# STATED PROBLEM
Quote the records that follow in full, leaving the pictures out.
Begin DATASET
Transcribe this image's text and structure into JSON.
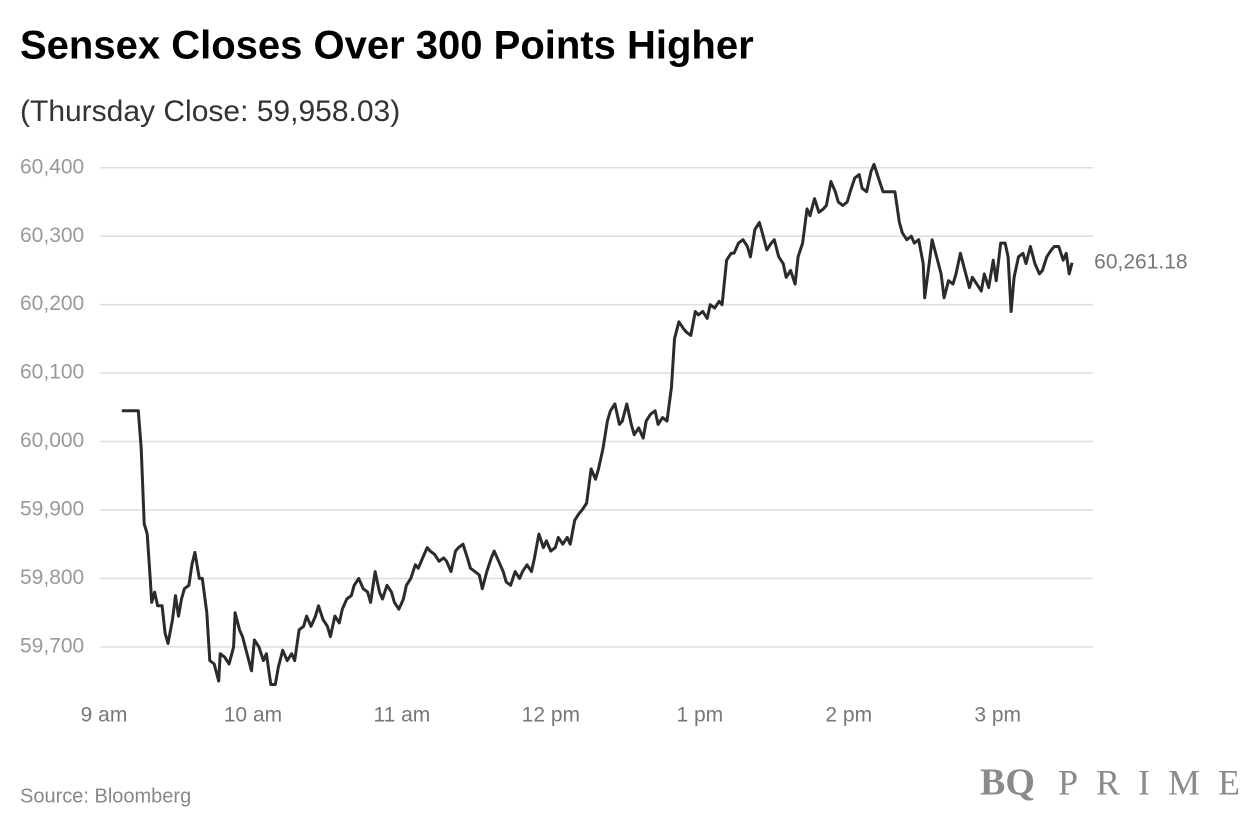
{
  "chart_data": {
    "type": "line",
    "title": "Sensex Closes Over 300 Points Higher",
    "subtitle": "(Thursday Close: 59,958.03)",
    "source": "Source: Bloomberg",
    "brand": [
      "BQ",
      "PRIME"
    ],
    "xlim": [
      9,
      15.64
    ],
    "ylim": [
      59637,
      60426
    ],
    "xticks": [
      {
        "value": 9,
        "label": "9 am"
      },
      {
        "value": 10,
        "label": "10 am"
      },
      {
        "value": 11,
        "label": "11 am"
      },
      {
        "value": 12,
        "label": "12 pm"
      },
      {
        "value": 13,
        "label": "1 pm"
      },
      {
        "value": 14,
        "label": "2 pm"
      },
      {
        "value": 15,
        "label": "3 pm"
      }
    ],
    "yticks": [
      {
        "value": 59700,
        "label": "59,700"
      },
      {
        "value": 59800,
        "label": "59,800"
      },
      {
        "value": 59900,
        "label": "59,900"
      },
      {
        "value": 60000,
        "label": "60,000"
      },
      {
        "value": 60100,
        "label": "60,100"
      },
      {
        "value": 60200,
        "label": "60,200"
      },
      {
        "value": 60300,
        "label": "60,300"
      },
      {
        "value": 60400,
        "label": "60,400"
      }
    ],
    "grid": true,
    "annotations": [
      {
        "x": 15.5,
        "y": 60261.18,
        "text": "60,261.18"
      }
    ],
    "series": [
      {
        "name": "Sensex",
        "color": "#2b2b2e",
        "x": [
          9.12,
          9.23,
          9.25,
          9.27,
          9.29,
          9.31,
          9.32,
          9.34,
          9.36,
          9.39,
          9.41,
          9.43,
          9.46,
          9.48,
          9.5,
          9.52,
          9.54,
          9.57,
          9.59,
          9.61,
          9.64,
          9.66,
          9.69,
          9.71,
          9.74,
          9.77,
          9.78,
          9.81,
          9.84,
          9.87,
          9.88,
          9.91,
          9.93,
          9.96,
          9.99,
          10.01,
          10.04,
          10.07,
          10.09,
          10.12,
          10.15,
          10.17,
          10.2,
          10.23,
          10.26,
          10.28,
          10.31,
          10.34,
          10.36,
          10.39,
          10.42,
          10.44,
          10.47,
          10.5,
          10.52,
          10.55,
          10.58,
          10.6,
          10.63,
          10.66,
          10.68,
          10.71,
          10.74,
          10.77,
          10.79,
          10.82,
          10.85,
          10.87,
          10.9,
          10.93,
          10.95,
          10.98,
          11.01,
          11.03,
          11.06,
          11.09,
          11.11,
          11.14,
          11.17,
          11.19,
          11.22,
          11.25,
          11.28,
          11.3,
          11.33,
          11.36,
          11.38,
          11.41,
          11.44,
          11.46,
          11.49,
          11.52,
          11.54,
          11.57,
          11.6,
          11.62,
          11.65,
          11.68,
          11.7,
          11.73,
          11.76,
          11.79,
          11.81,
          11.84,
          11.87,
          11.89,
          11.92,
          11.95,
          11.97,
          12.0,
          12.03,
          12.05,
          12.08,
          12.11,
          12.13,
          12.16,
          12.19,
          12.21,
          12.24,
          12.27,
          12.3,
          12.32,
          12.35,
          12.38,
          12.4,
          12.43,
          12.46,
          12.48,
          12.51,
          12.54,
          12.56,
          12.59,
          12.62,
          12.64,
          12.67,
          12.7,
          12.72,
          12.75,
          12.78,
          12.81,
          12.83,
          12.86,
          12.89,
          12.91,
          12.94,
          12.97,
          12.99,
          13.02,
          13.05,
          13.07,
          13.1,
          13.13,
          13.15,
          13.18,
          13.21,
          13.23,
          13.26,
          13.29,
          13.32,
          13.34,
          13.37,
          13.4,
          13.42,
          13.45,
          13.48,
          13.5,
          13.53,
          13.56,
          13.58,
          13.61,
          13.64,
          13.66,
          13.69,
          13.72,
          13.74,
          13.77,
          13.8,
          13.83,
          13.85,
          13.88,
          13.91,
          13.93,
          13.96,
          13.99,
          14.01,
          14.04,
          14.07,
          14.09,
          14.12,
          14.15,
          14.17,
          14.2,
          14.23,
          14.25,
          14.28,
          14.31,
          14.34,
          14.36,
          14.39,
          14.42,
          14.44,
          14.47,
          14.5,
          14.51,
          14.54,
          14.56,
          14.59,
          14.62,
          14.64,
          14.67,
          14.7,
          14.72,
          14.75,
          14.78,
          14.81,
          14.83,
          14.86,
          14.89,
          14.91,
          14.94,
          14.97,
          14.99,
          15.02,
          15.05,
          15.07,
          15.09,
          15.11,
          15.14,
          15.17,
          15.19,
          15.22,
          15.25,
          15.28,
          15.3,
          15.33,
          15.36,
          15.38,
          15.41,
          15.44,
          15.46,
          15.48,
          15.5
        ],
        "values": [
          60045,
          60045,
          59990,
          59880,
          59865,
          59800,
          59765,
          59780,
          59760,
          59760,
          59720,
          59705,
          59740,
          59775,
          59745,
          59770,
          59785,
          59790,
          59820,
          59838,
          59800,
          59800,
          59750,
          59680,
          59675,
          59650,
          59690,
          59685,
          59675,
          59700,
          59750,
          59725,
          59715,
          59690,
          59665,
          59710,
          59700,
          59680,
          59690,
          59645,
          59645,
          59670,
          59695,
          59680,
          59690,
          59680,
          59725,
          59730,
          59745,
          59730,
          59745,
          59760,
          59740,
          59730,
          59715,
          59745,
          59735,
          59755,
          59770,
          59775,
          59790,
          59800,
          59785,
          59780,
          59765,
          59810,
          59780,
          59770,
          59790,
          59780,
          59765,
          59755,
          59770,
          59790,
          59800,
          59820,
          59815,
          59830,
          59845,
          59840,
          59835,
          59825,
          59830,
          59825,
          59810,
          59840,
          59845,
          59850,
          59830,
          59815,
          59810,
          59805,
          59785,
          59810,
          59830,
          59840,
          59825,
          59810,
          59795,
          59790,
          59810,
          59800,
          59810,
          59820,
          59810,
          59830,
          59865,
          59845,
          59855,
          59840,
          59845,
          59860,
          59850,
          59860,
          59850,
          59885,
          59895,
          59900,
          59910,
          59960,
          59945,
          59960,
          59990,
          60030,
          60045,
          60055,
          60025,
          60030,
          60055,
          60025,
          60010,
          60020,
          60005,
          60030,
          60040,
          60045,
          60025,
          60035,
          60030,
          60080,
          60150,
          60175,
          60165,
          60160,
          60155,
          60190,
          60185,
          60190,
          60180,
          60200,
          60195,
          60205,
          60200,
          60265,
          60275,
          60275,
          60290,
          60295,
          60285,
          60270,
          60310,
          60320,
          60305,
          60280,
          60290,
          60295,
          60270,
          60260,
          60240,
          60250,
          60230,
          60270,
          60290,
          60340,
          60330,
          60355,
          60335,
          60340,
          60345,
          60380,
          60365,
          60350,
          60345,
          60350,
          60365,
          60385,
          60390,
          60370,
          60365,
          60395,
          60405,
          60385,
          60365,
          60365,
          60365,
          60365,
          60320,
          60305,
          60295,
          60300,
          60290,
          60295,
          60260,
          60210,
          60260,
          60295,
          60270,
          60245,
          60210,
          60235,
          60230,
          60245,
          60275,
          60250,
          60225,
          60240,
          60230,
          60220,
          60245,
          60225,
          60265,
          60235,
          60290,
          60290,
          60270,
          60190,
          60240,
          60270,
          60275,
          60260,
          60285,
          60260,
          60245,
          60250,
          60270,
          60280,
          60285,
          60285,
          60265,
          60275,
          60245,
          60261.18
        ]
      }
    ]
  }
}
End DATASET
# RESULT
Transcribe this image's text and structure into JSON.
{
  "chart_data": {
    "type": "line",
    "title": "Sensex Closes Over 300 Points Higher",
    "subtitle": "(Thursday Close: 59,958.03)",
    "source": "Source: Bloomberg",
    "brand": [
      "BQ",
      "PRIME"
    ],
    "xlim": [
      9,
      15.64
    ],
    "ylim": [
      59637,
      60426
    ],
    "xticks": [
      {
        "value": 9,
        "label": "9 am"
      },
      {
        "value": 10,
        "label": "10 am"
      },
      {
        "value": 11,
        "label": "11 am"
      },
      {
        "value": 12,
        "label": "12 pm"
      },
      {
        "value": 13,
        "label": "1 pm"
      },
      {
        "value": 14,
        "label": "2 pm"
      },
      {
        "value": 15,
        "label": "3 pm"
      }
    ],
    "yticks": [
      {
        "value": 59700,
        "label": "59,700"
      },
      {
        "value": 59800,
        "label": "59,800"
      },
      {
        "value": 59900,
        "label": "59,900"
      },
      {
        "value": 60000,
        "label": "60,000"
      },
      {
        "value": 60100,
        "label": "60,100"
      },
      {
        "value": 60200,
        "label": "60,200"
      },
      {
        "value": 60300,
        "label": "60,300"
      },
      {
        "value": 60400,
        "label": "60,400"
      }
    ],
    "grid": true,
    "annotations": [
      {
        "x": 15.5,
        "y": 60261.18,
        "text": "60,261.18"
      }
    ],
    "series": [
      {
        "name": "Sensex",
        "color": "#2b2b2e",
        "x": [
          9.12,
          9.23,
          9.25,
          9.27,
          9.29,
          9.31,
          9.32,
          9.34,
          9.36,
          9.39,
          9.41,
          9.43,
          9.46,
          9.48,
          9.5,
          9.52,
          9.54,
          9.57,
          9.59,
          9.61,
          9.64,
          9.66,
          9.69,
          9.71,
          9.74,
          9.77,
          9.78,
          9.81,
          9.84,
          9.87,
          9.88,
          9.91,
          9.93,
          9.96,
          9.99,
          10.01,
          10.04,
          10.07,
          10.09,
          10.12,
          10.15,
          10.17,
          10.2,
          10.23,
          10.26,
          10.28,
          10.31,
          10.34,
          10.36,
          10.39,
          10.42,
          10.44,
          10.47,
          10.5,
          10.52,
          10.55,
          10.58,
          10.6,
          10.63,
          10.66,
          10.68,
          10.71,
          10.74,
          10.77,
          10.79,
          10.82,
          10.85,
          10.87,
          10.9,
          10.93,
          10.95,
          10.98,
          11.01,
          11.03,
          11.06,
          11.09,
          11.11,
          11.14,
          11.17,
          11.19,
          11.22,
          11.25,
          11.28,
          11.3,
          11.33,
          11.36,
          11.38,
          11.41,
          11.44,
          11.46,
          11.49,
          11.52,
          11.54,
          11.57,
          11.6,
          11.62,
          11.65,
          11.68,
          11.7,
          11.73,
          11.76,
          11.79,
          11.81,
          11.84,
          11.87,
          11.89,
          11.92,
          11.95,
          11.97,
          12.0,
          12.03,
          12.05,
          12.08,
          12.11,
          12.13,
          12.16,
          12.19,
          12.21,
          12.24,
          12.27,
          12.3,
          12.32,
          12.35,
          12.38,
          12.4,
          12.43,
          12.46,
          12.48,
          12.51,
          12.54,
          12.56,
          12.59,
          12.62,
          12.64,
          12.67,
          12.7,
          12.72,
          12.75,
          12.78,
          12.81,
          12.83,
          12.86,
          12.89,
          12.91,
          12.94,
          12.97,
          12.99,
          13.02,
          13.05,
          13.07,
          13.1,
          13.13,
          13.15,
          13.18,
          13.21,
          13.23,
          13.26,
          13.29,
          13.32,
          13.34,
          13.37,
          13.4,
          13.42,
          13.45,
          13.48,
          13.5,
          13.53,
          13.56,
          13.58,
          13.61,
          13.64,
          13.66,
          13.69,
          13.72,
          13.74,
          13.77,
          13.8,
          13.83,
          13.85,
          13.88,
          13.91,
          13.93,
          13.96,
          13.99,
          14.01,
          14.04,
          14.07,
          14.09,
          14.12,
          14.15,
          14.17,
          14.2,
          14.23,
          14.25,
          14.28,
          14.31,
          14.34,
          14.36,
          14.39,
          14.42,
          14.44,
          14.47,
          14.5,
          14.51,
          14.54,
          14.56,
          14.59,
          14.62,
          14.64,
          14.67,
          14.7,
          14.72,
          14.75,
          14.78,
          14.81,
          14.83,
          14.86,
          14.89,
          14.91,
          14.94,
          14.97,
          14.99,
          15.02,
          15.05,
          15.07,
          15.09,
          15.11,
          15.14,
          15.17,
          15.19,
          15.22,
          15.25,
          15.28,
          15.3,
          15.33,
          15.36,
          15.38,
          15.41,
          15.44,
          15.46,
          15.48,
          15.5
        ],
        "values": [
          60045,
          60045,
          59990,
          59880,
          59865,
          59800,
          59765,
          59780,
          59760,
          59760,
          59720,
          59705,
          59740,
          59775,
          59745,
          59770,
          59785,
          59790,
          59820,
          59838,
          59800,
          59800,
          59750,
          59680,
          59675,
          59650,
          59690,
          59685,
          59675,
          59700,
          59750,
          59725,
          59715,
          59690,
          59665,
          59710,
          59700,
          59680,
          59690,
          59645,
          59645,
          59670,
          59695,
          59680,
          59690,
          59680,
          59725,
          59730,
          59745,
          59730,
          59745,
          59760,
          59740,
          59730,
          59715,
          59745,
          59735,
          59755,
          59770,
          59775,
          59790,
          59800,
          59785,
          59780,
          59765,
          59810,
          59780,
          59770,
          59790,
          59780,
          59765,
          59755,
          59770,
          59790,
          59800,
          59820,
          59815,
          59830,
          59845,
          59840,
          59835,
          59825,
          59830,
          59825,
          59810,
          59840,
          59845,
          59850,
          59830,
          59815,
          59810,
          59805,
          59785,
          59810,
          59830,
          59840,
          59825,
          59810,
          59795,
          59790,
          59810,
          59800,
          59810,
          59820,
          59810,
          59830,
          59865,
          59845,
          59855,
          59840,
          59845,
          59860,
          59850,
          59860,
          59850,
          59885,
          59895,
          59900,
          59910,
          59960,
          59945,
          59960,
          59990,
          60030,
          60045,
          60055,
          60025,
          60030,
          60055,
          60025,
          60010,
          60020,
          60005,
          60030,
          60040,
          60045,
          60025,
          60035,
          60030,
          60080,
          60150,
          60175,
          60165,
          60160,
          60155,
          60190,
          60185,
          60190,
          60180,
          60200,
          60195,
          60205,
          60200,
          60265,
          60275,
          60275,
          60290,
          60295,
          60285,
          60270,
          60310,
          60320,
          60305,
          60280,
          60290,
          60295,
          60270,
          60260,
          60240,
          60250,
          60230,
          60270,
          60290,
          60340,
          60330,
          60355,
          60335,
          60340,
          60345,
          60380,
          60365,
          60350,
          60345,
          60350,
          60365,
          60385,
          60390,
          60370,
          60365,
          60395,
          60405,
          60385,
          60365,
          60365,
          60365,
          60365,
          60320,
          60305,
          60295,
          60300,
          60290,
          60295,
          60260,
          60210,
          60260,
          60295,
          60270,
          60245,
          60210,
          60235,
          60230,
          60245,
          60275,
          60250,
          60225,
          60240,
          60230,
          60220,
          60245,
          60225,
          60265,
          60235,
          60290,
          60290,
          60270,
          60190,
          60240,
          60270,
          60275,
          60260,
          60285,
          60260,
          60245,
          60250,
          60270,
          60280,
          60285,
          60285,
          60265,
          60275,
          60245,
          60261.18
        ]
      }
    ]
  }
}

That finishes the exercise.